-- START OF Records shown --
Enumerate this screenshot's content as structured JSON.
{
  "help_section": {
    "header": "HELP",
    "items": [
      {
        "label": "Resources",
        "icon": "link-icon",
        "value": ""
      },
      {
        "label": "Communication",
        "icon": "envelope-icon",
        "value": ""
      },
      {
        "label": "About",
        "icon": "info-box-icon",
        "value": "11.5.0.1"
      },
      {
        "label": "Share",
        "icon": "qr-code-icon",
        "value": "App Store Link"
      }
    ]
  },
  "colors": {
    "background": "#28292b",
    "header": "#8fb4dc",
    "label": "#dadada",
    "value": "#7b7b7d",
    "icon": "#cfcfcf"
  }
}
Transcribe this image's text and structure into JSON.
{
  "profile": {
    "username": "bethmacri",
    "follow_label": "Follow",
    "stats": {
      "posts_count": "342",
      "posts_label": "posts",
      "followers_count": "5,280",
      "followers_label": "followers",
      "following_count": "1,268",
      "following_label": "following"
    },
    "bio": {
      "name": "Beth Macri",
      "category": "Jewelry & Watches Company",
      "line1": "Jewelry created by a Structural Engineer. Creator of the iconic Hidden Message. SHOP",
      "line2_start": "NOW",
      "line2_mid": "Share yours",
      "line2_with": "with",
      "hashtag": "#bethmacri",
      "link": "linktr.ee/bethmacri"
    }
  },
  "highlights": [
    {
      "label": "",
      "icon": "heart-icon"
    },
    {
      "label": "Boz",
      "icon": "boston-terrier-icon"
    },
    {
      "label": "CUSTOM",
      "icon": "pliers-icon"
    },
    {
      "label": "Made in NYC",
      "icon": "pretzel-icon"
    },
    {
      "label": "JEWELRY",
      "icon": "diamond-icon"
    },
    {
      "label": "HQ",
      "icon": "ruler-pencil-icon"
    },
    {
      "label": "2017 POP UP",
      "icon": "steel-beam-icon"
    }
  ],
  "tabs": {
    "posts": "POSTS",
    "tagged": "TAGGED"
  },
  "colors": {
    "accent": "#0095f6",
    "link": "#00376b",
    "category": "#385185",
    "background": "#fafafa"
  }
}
-- END OF Records shown --
• [Set problem]
Pull out every line in the material above where "this" occurs.

• [The solution]
Enumerate this screenshot's content as structured JSON.
Transcribe this image's text and structure into JSON.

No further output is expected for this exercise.